#### Brief:
Render every entry verbatim.

#### Listed records:
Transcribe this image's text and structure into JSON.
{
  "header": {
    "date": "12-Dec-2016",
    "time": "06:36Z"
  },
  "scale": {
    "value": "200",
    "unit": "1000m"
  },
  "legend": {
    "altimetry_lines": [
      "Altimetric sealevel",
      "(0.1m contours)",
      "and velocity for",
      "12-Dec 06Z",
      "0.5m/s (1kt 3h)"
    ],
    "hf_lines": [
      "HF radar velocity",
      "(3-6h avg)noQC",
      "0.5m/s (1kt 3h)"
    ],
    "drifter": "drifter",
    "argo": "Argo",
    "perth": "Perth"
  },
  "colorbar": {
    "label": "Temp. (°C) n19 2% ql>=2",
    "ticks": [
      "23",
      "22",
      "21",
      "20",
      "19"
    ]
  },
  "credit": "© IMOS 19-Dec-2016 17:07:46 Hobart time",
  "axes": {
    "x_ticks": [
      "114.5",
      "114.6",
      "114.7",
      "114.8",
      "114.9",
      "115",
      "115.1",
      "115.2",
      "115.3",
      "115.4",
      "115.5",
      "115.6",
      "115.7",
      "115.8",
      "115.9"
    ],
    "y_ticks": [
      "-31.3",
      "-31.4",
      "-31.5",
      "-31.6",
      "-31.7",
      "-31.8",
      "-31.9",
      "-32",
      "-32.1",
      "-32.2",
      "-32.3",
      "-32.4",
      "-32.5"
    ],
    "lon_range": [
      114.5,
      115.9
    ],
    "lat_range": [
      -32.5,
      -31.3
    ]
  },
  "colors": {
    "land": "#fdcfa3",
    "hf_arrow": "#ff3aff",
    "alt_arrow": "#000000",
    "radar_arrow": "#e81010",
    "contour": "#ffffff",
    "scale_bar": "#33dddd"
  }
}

#### Solution:
Transcribe this image's text and structure into JSON.
{
  "header": {
    "date": "12-Dec-2016",
    "time": "06:36Z"
  },
  "scale": {
    "value": "200",
    "unit": "1000m"
  },
  "legend": {
    "altimetry_lines": [
      "Altimetric sealevel",
      "(0.1m contours)",
      "and velocity for",
      "12-Dec 06Z",
      "0.5m/s (1kt 3h)"
    ],
    "hf_lines": [
      "HF radar velocity",
      "(3-6h avg)noQC",
      "0.5m/s (1kt 3h)"
    ],
    "drifter": "drifter",
    "argo": "Argo",
    "perth": "Perth"
  },
  "colorbar": {
    "label": "Temp. (°C) n19 2% ql>=2",
    "ticks": [
      "23",
      "22",
      "21",
      "20",
      "19"
    ]
  },
  "credit": "© IMOS 19-Dec-2016 17:07:46 Hobart time",
  "axes": {
    "x_ticks": [
      "114.5",
      "114.6",
      "114.7",
      "114.8",
      "114.9",
      "115",
      "115.1",
      "115.2",
      "115.3",
      "115.4",
      "115.5",
      "115.6",
      "115.7",
      "115.8",
      "115.9"
    ],
    "y_ticks": [
      "-31.3",
      "-31.4",
      "-31.5",
      "-31.6",
      "-31.7",
      "-31.8",
      "-31.9",
      "-32",
      "-32.1",
      "-32.2",
      "-32.3",
      "-32.4",
      "-32.5"
    ],
    "lon_range": [
      114.5,
      115.9
    ],
    "lat_range": [
      -32.5,
      -31.3
    ]
  },
  "colors": {
    "land": "#fdcfa3",
    "hf_arrow": "#ff3aff",
    "alt_arrow": "#000000",
    "radar_arrow": "#e81010",
    "contour": "#ffffff",
    "scale_bar": "#33dddd"
  }
}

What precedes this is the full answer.